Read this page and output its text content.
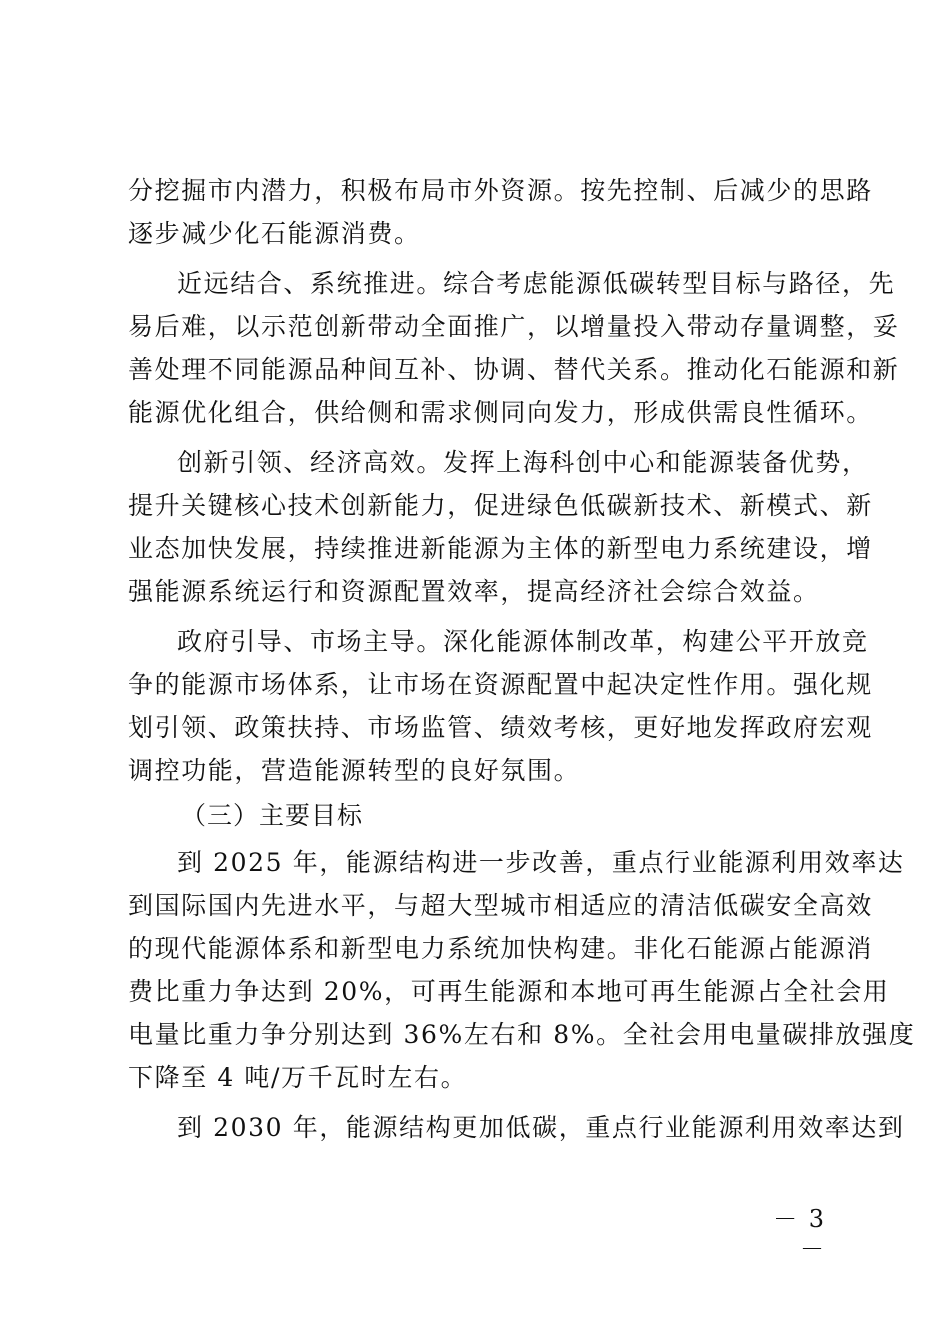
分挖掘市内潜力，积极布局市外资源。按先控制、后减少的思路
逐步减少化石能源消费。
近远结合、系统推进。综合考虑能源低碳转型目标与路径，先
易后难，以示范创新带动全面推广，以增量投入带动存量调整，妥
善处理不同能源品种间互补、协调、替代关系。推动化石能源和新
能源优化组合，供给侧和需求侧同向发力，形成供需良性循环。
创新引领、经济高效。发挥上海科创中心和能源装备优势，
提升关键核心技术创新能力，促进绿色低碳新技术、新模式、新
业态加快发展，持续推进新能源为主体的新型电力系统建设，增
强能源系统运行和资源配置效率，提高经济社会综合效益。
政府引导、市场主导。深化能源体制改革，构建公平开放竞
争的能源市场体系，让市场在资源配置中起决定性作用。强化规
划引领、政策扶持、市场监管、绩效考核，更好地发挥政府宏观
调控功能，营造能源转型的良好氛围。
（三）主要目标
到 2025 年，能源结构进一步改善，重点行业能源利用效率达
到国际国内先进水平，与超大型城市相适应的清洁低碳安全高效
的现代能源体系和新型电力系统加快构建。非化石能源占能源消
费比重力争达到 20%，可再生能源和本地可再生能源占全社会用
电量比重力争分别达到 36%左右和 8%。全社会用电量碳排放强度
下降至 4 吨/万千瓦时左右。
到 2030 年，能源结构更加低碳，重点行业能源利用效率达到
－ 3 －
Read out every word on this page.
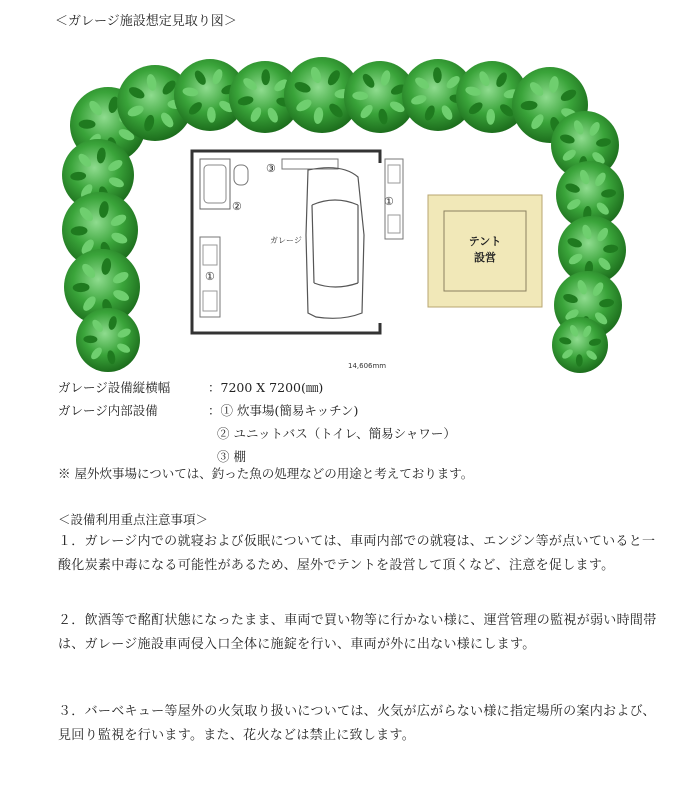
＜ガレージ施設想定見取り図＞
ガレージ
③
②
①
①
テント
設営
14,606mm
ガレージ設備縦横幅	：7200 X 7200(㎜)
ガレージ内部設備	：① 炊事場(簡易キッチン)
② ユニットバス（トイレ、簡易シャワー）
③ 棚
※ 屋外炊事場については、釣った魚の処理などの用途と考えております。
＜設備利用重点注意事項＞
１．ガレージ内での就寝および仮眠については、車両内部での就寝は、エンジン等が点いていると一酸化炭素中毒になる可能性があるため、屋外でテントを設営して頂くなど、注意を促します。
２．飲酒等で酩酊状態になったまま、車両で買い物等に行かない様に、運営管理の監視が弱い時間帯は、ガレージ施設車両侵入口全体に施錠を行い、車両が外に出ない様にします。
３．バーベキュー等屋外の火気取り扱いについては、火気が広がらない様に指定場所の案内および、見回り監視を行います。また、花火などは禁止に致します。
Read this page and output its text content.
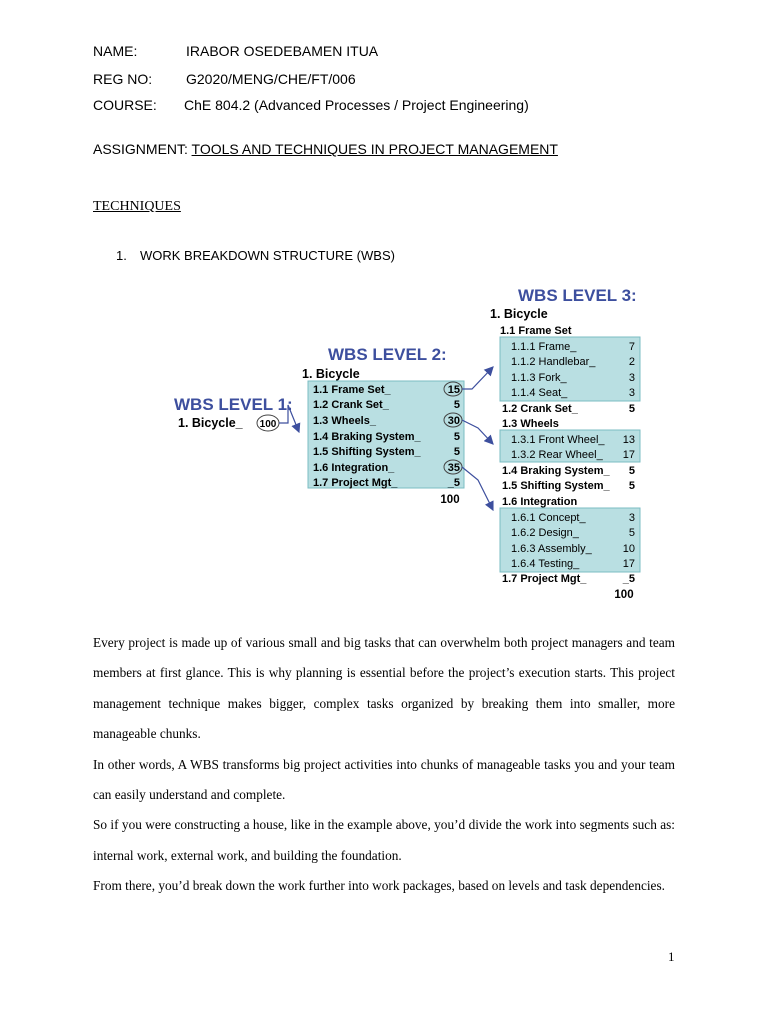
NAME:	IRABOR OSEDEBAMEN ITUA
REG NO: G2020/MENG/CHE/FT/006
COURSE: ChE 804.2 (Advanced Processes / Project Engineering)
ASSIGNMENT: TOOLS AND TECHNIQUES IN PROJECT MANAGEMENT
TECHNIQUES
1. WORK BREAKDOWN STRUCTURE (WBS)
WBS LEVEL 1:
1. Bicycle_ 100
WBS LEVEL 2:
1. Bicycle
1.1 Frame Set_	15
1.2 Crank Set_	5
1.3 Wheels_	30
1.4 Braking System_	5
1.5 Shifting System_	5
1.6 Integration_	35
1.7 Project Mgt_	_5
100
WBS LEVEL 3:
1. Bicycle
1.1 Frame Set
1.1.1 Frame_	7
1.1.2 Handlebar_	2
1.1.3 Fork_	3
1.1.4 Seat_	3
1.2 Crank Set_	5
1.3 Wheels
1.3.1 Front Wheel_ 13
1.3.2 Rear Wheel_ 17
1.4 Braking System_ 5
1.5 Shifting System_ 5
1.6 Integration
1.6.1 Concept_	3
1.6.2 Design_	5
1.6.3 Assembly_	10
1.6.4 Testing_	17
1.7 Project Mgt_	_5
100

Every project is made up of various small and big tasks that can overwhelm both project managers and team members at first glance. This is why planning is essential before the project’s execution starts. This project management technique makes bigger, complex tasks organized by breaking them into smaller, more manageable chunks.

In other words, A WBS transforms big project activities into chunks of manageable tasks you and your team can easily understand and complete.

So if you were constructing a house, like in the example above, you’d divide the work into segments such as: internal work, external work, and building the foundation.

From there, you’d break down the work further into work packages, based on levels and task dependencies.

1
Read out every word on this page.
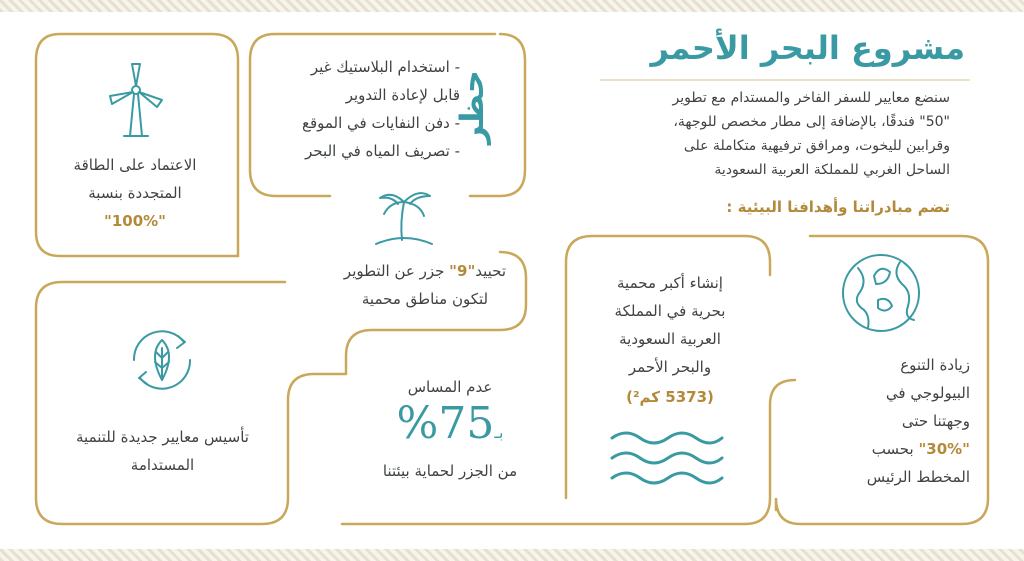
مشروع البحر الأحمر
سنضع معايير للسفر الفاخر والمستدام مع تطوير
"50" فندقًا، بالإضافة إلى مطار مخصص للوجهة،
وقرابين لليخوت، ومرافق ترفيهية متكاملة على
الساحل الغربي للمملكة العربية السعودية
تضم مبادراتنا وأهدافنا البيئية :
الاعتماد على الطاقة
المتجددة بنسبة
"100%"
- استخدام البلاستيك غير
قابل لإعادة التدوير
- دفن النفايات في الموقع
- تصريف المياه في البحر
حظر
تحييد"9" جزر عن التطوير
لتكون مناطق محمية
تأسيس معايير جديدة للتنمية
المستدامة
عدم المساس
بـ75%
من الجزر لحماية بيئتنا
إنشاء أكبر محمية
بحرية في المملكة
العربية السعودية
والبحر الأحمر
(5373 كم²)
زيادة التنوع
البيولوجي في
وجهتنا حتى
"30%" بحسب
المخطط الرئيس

#### Problem details
Pick out the lines containing the word "manageable" and show them.

#### Complete answer
Every project is made up of various small and big tasks that can overwhelm both project managers and team members at first glance. This is why planning is essential before the project’s execution starts. This project management technique makes bigger, complex tasks organized by breaking them into smaller, more manageable chunks.
In other words, A WBS transforms big project activities into chunks of manageable tasks you and your team can easily understand and complete.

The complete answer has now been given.